* Task brief
Quote the listing below in full and exactly as written, but omit every picture.

* Input records
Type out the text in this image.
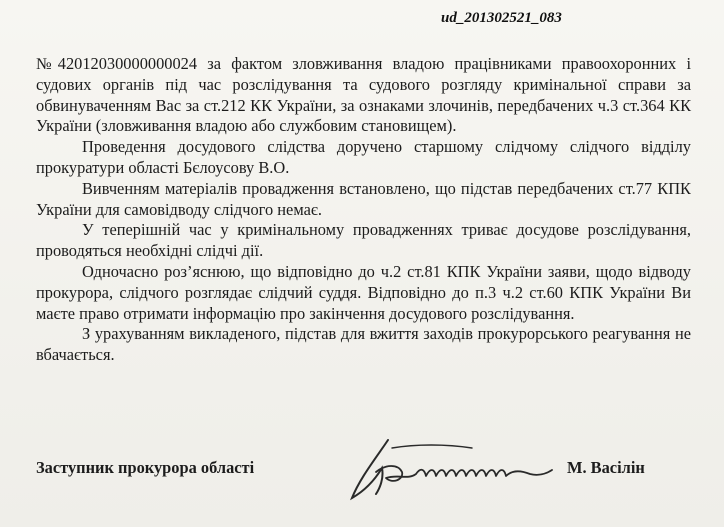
ud_201302521_083

№42012030000000024 за фактом зловживання владою працівниками правоохоронних і судових органів під час розслідування та судового розгляду кримінальної справи за обвинуваченням Вас за ст.212 КК України, за ознаками злочинів, передбачених ч.3 ст.364 КК України (зловживання владою або службовим становищем).

Проведення досудового слідства доручено старшому слідчому слідчого відділу прокуратури області Бєлоусову В.О.

Вивченням матеріалів провадження встановлено, що підстав передбачених ст.77 КПК України для самовідводу слідчого немає.

У теперішній час у кримінальному провадженнях триває досудове розслідування, проводяться необхідні слідчі дії.

Одночасно роз’яснюю, що відповідно до ч.2 ст.81 КПК України заяви, щодо відводу прокурора, слідчого розглядає слідчий суддя. Відповідно до п.3 ч.2 ст.60 КПК України Ви маєте право отримати інформацію про закінчення досудового розслідування.

З урахуванням викладеного, підстав для вжиття заходів прокурорського реагування не вбачається.

Заступник прокурора області	М. Васілін
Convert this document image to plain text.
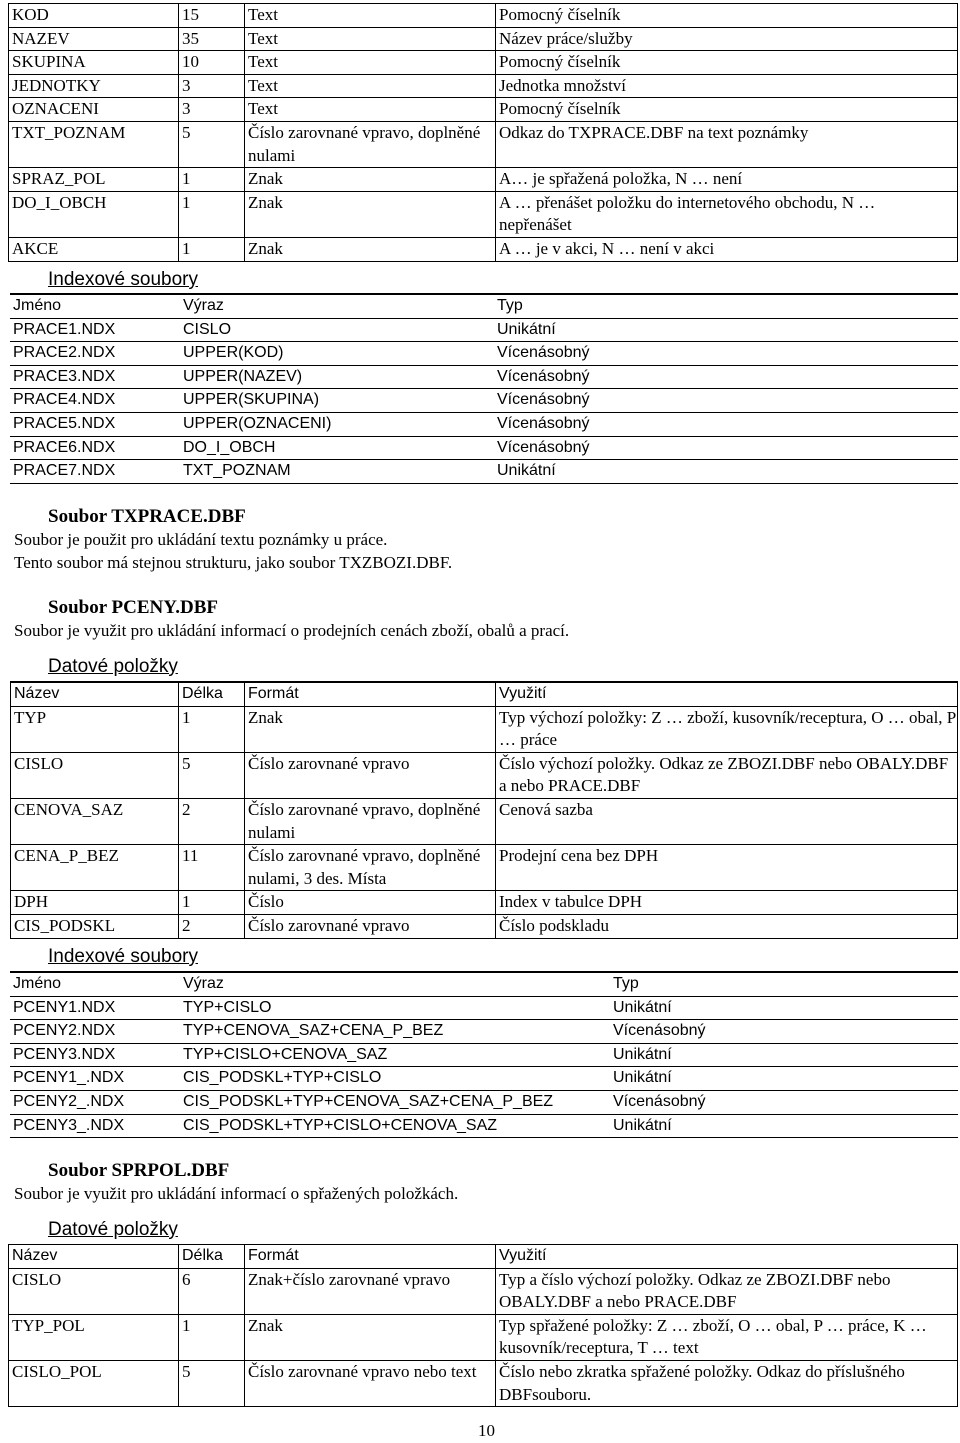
KOD	15	Text	Pomocný číselník
NAZEV	35	Text	Název práce/služby
SKUPINA	10	Text	Pomocný číselník
JEDNOTKY	3	Text	Jednotka množství
OZNACENI	3	Text	Pomocný číselník
TXT_POZNAM	5	Číslo zarovnané vpravo, doplněné nulami	Odkaz do TXPRACE.DBF na text poznámky
SPRAZ_POL	1	Znak	A… je spřažená položka, N … není
DO_I_OBCH	1	Znak	A … přenášet položku do internetového obchodu, N … nepřenášet
AKCE	1	Znak	A … je v akci, N … není v akci
Indexové soubory
Jméno	Výraz	Typ
PRACE1.NDX	CISLO	Unikátní
PRACE2.NDX	UPPER(KOD)	Vícenásobný
PRACE3.NDX	UPPER(NAZEV)	Vícenásobný
PRACE4.NDX	UPPER(SKUPINA)	Vícenásobný
PRACE5.NDX	UPPER(OZNACENI)	Vícenásobný
PRACE6.NDX	DO_I_OBCH	Vícenásobný
PRACE7.NDX	TXT_POZNAM	Unikátní
Soubor TXPRACE.DBF
Soubor je použit pro ukládání textu poznámky u práce.
Tento soubor má stejnou strukturu, jako soubor TXZBOZI.DBF.
Soubor PCENY.DBF
Soubor je využit pro ukládání informací o prodejních cenách zboží, obalů a prací.
Datové položky
Název	Délka	Formát	Využití
TYP	1	Znak	Typ výchozí položky: Z … zboží, kusovník/receptura, O … obal, P … práce
CISLO	5	Číslo zarovnané vpravo	Číslo výchozí položky. Odkaz ze ZBOZI.DBF nebo OBALY.DBF a nebo PRACE.DBF
CENOVA_SAZ	2	Číslo zarovnané vpravo, doplněné nulami	Cenová sazba
CENA_P_BEZ	11	Číslo zarovnané vpravo, doplněné nulami, 3 des. Místa	Prodejní cena bez DPH
DPH	1	Číslo	Index v tabulce DPH
CIS_PODSKL	2	Číslo zarovnané vpravo	Číslo podskladu
Indexové soubory
Jméno	Výraz	Typ
PCENY1.NDX	TYP+CISLO	Unikátní
PCENY2.NDX	TYP+CENOVA_SAZ+CENA_P_BEZ	Vícenásobný
PCENY3.NDX	TYP+CISLO+CENOVA_SAZ	Unikátní
PCENY1_.NDX	CIS_PODSKL+TYP+CISLO	Unikátní
PCENY2_.NDX	CIS_PODSKL+TYP+CENOVA_SAZ+CENA_P_BEZ	Vícenásobný
PCENY3_.NDX	CIS_PODSKL+TYP+CISLO+CENOVA_SAZ	Unikátní
Soubor SPRPOL.DBF
Soubor je využit pro ukládání informací o spřažených položkách.
Datové položky
Název	Délka	Formát	Využití
CISLO	6	Znak+číslo zarovnané vpravo	Typ a číslo výchozí položky. Odkaz ze ZBOZI.DBF nebo OBALY.DBF a nebo PRACE.DBF
TYP_POL	1	Znak	Typ spřažené položky: Z … zboží, O … obal, P … práce, K … kusovník/receptura, T … text
CISLO_POL	5	Číslo zarovnané vpravo nebo text	Číslo nebo zkratka spřažené položky. Odkaz do příslušného DBFsouboru.
10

* Solved exercise
Type out the text in this image.
ud_201302521_083

№42012030000000024 за фактом зловживання владою працівниками правоохоронних і судових органів під час розслідування та судового розгляду кримінальної справи за обвинуваченням Вас за ст.212 КК України, за ознаками злочинів, передбачених ч.3 ст.364 КК України (зловживання владою або службовим становищем).

Проведення досудового слідства доручено старшому слідчому слідчого відділу прокуратури області Бєлоусову В.О.

Вивченням матеріалів провадження встановлено, що підстав передбачених ст.77 КПК України для самовідводу слідчого немає.

У теперішній час у кримінальному провадженнях триває досудове розслідування, проводяться необхідні слідчі дії.

Одночасно роз’яснюю, що відповідно до ч.2 ст.81 КПК України заяви, щодо відводу прокурора, слідчого розглядає слідчий суддя. Відповідно до п.3 ч.2 ст.60 КПК України Ви маєте право отримати інформацію про закінчення досудового розслідування.

З урахуванням викладеного, підстав для вжиття заходів прокурорського реагування не вбачається.

Заступник прокурора області	М. Васілін
Convert this document image to plain text.
KOD	15	Text	Pomocný číselník
NAZEV	35	Text	Název práce/služby
SKUPINA	10	Text	Pomocný číselník
JEDNOTKY	3	Text	Jednotka množství
OZNACENI	3	Text	Pomocný číselník
TXT_POZNAM	5	Číslo zarovnané vpravo, doplněné nulami	Odkaz do TXPRACE.DBF na text poznámky
SPRAZ_POL	1	Znak	A… je spřažená položka, N … není
DO_I_OBCH	1	Znak	A … přenášet položku do internetového obchodu, N … nepřenášet
AKCE	1	Znak	A … je v akci, N … není v akci
Indexové soubory
Jméno	Výraz	Typ
PRACE1.NDX	CISLO	Unikátní
PRACE2.NDX	UPPER(KOD)	Vícenásobný
PRACE3.NDX	UPPER(NAZEV)	Vícenásobný
PRACE4.NDX	UPPER(SKUPINA)	Vícenásobný
PRACE5.NDX	UPPER(OZNACENI)	Vícenásobný
PRACE6.NDX	DO_I_OBCH	Vícenásobný
PRACE7.NDX	TXT_POZNAM	Unikátní
Soubor TXPRACE.DBF
Soubor je použit pro ukládání textu poznámky u práce.
Tento soubor má stejnou strukturu, jako soubor TXZBOZI.DBF.
Soubor PCENY.DBF
Soubor je využit pro ukládání informací o prodejních cenách zboží, obalů a prací.
Datové položky
Název	Délka	Formát	Využití
TYP	1	Znak	Typ výchozí položky: Z … zboží, kusovník/receptura, O … obal, P … práce
CISLO	5	Číslo zarovnané vpravo	Číslo výchozí položky. Odkaz ze ZBOZI.DBF nebo OBALY.DBF a nebo PRACE.DBF
CENOVA_SAZ	2	Číslo zarovnané vpravo, doplněné nulami	Cenová sazba
CENA_P_BEZ	11	Číslo zarovnané vpravo, doplněné nulami, 3 des. Místa	Prodejní cena bez DPH
DPH	1	Číslo	Index v tabulce DPH
CIS_PODSKL	2	Číslo zarovnané vpravo	Číslo podskladu
Indexové soubory
Jméno	Výraz	Typ
PCENY1.NDX	TYP+CISLO	Unikátní
PCENY2.NDX	TYP+CENOVA_SAZ+CENA_P_BEZ	Vícenásobný
PCENY3.NDX	TYP+CISLO+CENOVA_SAZ	Unikátní
PCENY1_.NDX	CIS_PODSKL+TYP+CISLO	Unikátní
PCENY2_.NDX	CIS_PODSKL+TYP+CENOVA_SAZ+CENA_P_BEZ	Vícenásobný
PCENY3_.NDX	CIS_PODSKL+TYP+CISLO+CENOVA_SAZ	Unikátní
Soubor SPRPOL.DBF
Soubor je využit pro ukládání informací o spřažených položkách.
Datové položky
Název	Délka	Formát	Využití
CISLO	6	Znak+číslo zarovnané vpravo	Typ a číslo výchozí položky. Odkaz ze ZBOZI.DBF nebo OBALY.DBF a nebo PRACE.DBF
TYP_POL	1	Znak	Typ spřažené položky: Z … zboží, O … obal, P … práce, K … kusovník/receptura, T … text
CISLO_POL	5	Číslo zarovnané vpravo nebo text	Číslo nebo zkratka spřažené položky. Odkaz do příslušného DBFsouboru.
10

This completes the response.